▸ Prompt: How many lines in these records hold the string "สมปอง"? Reply with the number alone.

[Collected data entries]
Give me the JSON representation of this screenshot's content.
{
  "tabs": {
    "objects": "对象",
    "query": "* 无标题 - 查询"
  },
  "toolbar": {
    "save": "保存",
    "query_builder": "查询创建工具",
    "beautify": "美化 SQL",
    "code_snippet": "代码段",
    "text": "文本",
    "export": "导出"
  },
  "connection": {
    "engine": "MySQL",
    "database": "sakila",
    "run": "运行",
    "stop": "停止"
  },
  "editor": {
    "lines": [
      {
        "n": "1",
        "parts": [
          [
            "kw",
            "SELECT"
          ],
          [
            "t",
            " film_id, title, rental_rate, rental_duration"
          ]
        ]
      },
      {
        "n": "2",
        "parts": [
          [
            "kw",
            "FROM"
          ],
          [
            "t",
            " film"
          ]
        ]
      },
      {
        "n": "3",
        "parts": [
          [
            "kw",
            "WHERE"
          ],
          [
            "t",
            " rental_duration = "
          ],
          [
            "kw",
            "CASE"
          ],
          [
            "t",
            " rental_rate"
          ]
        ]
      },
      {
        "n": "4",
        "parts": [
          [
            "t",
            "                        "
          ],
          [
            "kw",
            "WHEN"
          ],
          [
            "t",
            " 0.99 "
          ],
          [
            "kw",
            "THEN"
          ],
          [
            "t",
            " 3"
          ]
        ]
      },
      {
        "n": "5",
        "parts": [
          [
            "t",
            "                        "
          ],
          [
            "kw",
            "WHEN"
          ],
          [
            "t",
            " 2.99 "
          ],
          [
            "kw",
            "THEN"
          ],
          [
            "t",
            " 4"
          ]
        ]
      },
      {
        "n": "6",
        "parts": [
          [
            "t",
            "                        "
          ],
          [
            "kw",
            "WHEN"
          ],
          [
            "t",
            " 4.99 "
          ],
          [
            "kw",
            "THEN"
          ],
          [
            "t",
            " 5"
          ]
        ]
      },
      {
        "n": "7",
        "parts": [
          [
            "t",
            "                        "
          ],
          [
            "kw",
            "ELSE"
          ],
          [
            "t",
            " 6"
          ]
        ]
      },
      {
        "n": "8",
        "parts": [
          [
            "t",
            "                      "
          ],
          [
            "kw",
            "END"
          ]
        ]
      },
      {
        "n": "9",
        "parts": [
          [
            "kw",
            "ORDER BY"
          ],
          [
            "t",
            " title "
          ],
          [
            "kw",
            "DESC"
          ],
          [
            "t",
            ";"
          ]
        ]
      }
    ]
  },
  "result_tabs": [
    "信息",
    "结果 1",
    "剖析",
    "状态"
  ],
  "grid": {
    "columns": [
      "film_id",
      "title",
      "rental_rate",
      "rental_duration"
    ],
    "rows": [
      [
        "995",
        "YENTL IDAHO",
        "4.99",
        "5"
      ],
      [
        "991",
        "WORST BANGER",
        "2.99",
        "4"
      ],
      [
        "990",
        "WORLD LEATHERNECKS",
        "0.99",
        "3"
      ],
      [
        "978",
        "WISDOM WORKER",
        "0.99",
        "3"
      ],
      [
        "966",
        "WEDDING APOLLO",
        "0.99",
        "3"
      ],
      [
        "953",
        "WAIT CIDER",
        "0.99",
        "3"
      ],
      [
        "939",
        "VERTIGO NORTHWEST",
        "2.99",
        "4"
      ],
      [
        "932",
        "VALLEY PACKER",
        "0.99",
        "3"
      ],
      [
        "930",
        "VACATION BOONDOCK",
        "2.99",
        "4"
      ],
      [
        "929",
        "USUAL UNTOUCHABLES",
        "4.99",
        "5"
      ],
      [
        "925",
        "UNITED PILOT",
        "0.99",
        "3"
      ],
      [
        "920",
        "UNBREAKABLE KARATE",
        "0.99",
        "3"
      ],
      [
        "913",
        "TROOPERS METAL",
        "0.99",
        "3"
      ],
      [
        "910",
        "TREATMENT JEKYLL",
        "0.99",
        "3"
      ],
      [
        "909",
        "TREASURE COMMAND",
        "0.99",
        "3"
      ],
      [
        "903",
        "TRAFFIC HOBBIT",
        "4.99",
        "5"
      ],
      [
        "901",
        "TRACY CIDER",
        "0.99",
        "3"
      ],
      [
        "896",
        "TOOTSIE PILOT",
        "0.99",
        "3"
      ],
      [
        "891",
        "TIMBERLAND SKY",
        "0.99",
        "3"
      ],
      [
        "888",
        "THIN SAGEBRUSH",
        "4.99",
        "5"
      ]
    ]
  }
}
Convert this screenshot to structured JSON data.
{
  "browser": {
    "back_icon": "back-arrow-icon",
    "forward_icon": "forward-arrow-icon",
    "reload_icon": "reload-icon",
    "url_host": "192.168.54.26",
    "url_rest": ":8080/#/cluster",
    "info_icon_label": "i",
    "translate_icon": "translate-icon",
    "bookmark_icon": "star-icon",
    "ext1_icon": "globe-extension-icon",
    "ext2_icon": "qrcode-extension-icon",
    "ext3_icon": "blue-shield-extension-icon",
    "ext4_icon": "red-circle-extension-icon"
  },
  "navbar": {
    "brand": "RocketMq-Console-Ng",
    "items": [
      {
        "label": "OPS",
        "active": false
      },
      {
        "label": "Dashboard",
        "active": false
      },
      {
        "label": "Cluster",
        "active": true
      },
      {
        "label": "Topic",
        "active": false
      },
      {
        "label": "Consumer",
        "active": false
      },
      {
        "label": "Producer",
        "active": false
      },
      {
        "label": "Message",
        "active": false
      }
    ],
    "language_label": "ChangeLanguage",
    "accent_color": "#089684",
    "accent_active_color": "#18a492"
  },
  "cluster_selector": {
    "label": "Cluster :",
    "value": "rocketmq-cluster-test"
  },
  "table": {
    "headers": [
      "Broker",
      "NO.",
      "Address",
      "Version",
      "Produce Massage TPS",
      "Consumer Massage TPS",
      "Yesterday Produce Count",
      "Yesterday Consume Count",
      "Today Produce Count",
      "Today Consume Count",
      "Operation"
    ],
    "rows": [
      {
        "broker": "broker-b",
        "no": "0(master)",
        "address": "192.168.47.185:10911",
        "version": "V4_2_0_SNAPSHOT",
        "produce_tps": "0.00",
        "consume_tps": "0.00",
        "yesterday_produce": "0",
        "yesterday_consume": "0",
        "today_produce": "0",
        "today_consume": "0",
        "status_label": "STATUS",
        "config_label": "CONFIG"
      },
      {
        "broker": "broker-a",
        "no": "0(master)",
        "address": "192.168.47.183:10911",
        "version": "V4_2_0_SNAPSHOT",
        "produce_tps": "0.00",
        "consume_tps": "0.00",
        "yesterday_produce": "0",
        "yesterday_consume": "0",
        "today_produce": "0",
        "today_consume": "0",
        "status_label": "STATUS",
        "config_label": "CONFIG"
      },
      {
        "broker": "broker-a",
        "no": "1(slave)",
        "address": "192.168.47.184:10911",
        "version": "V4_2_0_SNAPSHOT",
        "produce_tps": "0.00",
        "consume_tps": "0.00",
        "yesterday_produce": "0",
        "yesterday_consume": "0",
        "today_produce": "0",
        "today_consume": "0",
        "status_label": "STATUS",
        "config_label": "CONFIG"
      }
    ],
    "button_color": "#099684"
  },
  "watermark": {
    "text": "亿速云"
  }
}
* * *
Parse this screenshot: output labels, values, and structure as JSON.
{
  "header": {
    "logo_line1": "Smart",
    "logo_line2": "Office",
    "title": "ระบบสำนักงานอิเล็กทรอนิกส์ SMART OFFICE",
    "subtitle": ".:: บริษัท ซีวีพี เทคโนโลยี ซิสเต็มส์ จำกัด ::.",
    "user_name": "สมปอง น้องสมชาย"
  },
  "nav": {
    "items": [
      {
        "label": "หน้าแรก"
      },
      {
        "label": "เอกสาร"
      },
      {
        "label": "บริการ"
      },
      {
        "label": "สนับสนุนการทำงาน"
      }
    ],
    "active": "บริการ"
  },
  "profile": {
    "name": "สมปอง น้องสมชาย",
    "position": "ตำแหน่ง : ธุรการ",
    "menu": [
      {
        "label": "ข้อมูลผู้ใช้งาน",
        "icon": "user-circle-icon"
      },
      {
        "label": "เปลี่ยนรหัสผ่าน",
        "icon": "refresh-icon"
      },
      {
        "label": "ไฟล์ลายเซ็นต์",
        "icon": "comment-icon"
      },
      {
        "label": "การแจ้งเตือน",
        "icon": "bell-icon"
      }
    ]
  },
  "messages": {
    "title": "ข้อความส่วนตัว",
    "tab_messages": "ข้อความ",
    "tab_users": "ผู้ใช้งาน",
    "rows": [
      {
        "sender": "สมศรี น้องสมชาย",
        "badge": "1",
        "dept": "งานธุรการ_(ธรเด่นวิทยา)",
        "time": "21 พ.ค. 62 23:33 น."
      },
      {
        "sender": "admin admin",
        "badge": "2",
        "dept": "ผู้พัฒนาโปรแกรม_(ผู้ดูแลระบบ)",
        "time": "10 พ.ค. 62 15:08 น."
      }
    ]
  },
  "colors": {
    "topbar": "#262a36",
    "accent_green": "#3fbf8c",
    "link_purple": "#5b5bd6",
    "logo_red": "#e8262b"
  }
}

▸ Full solution: 2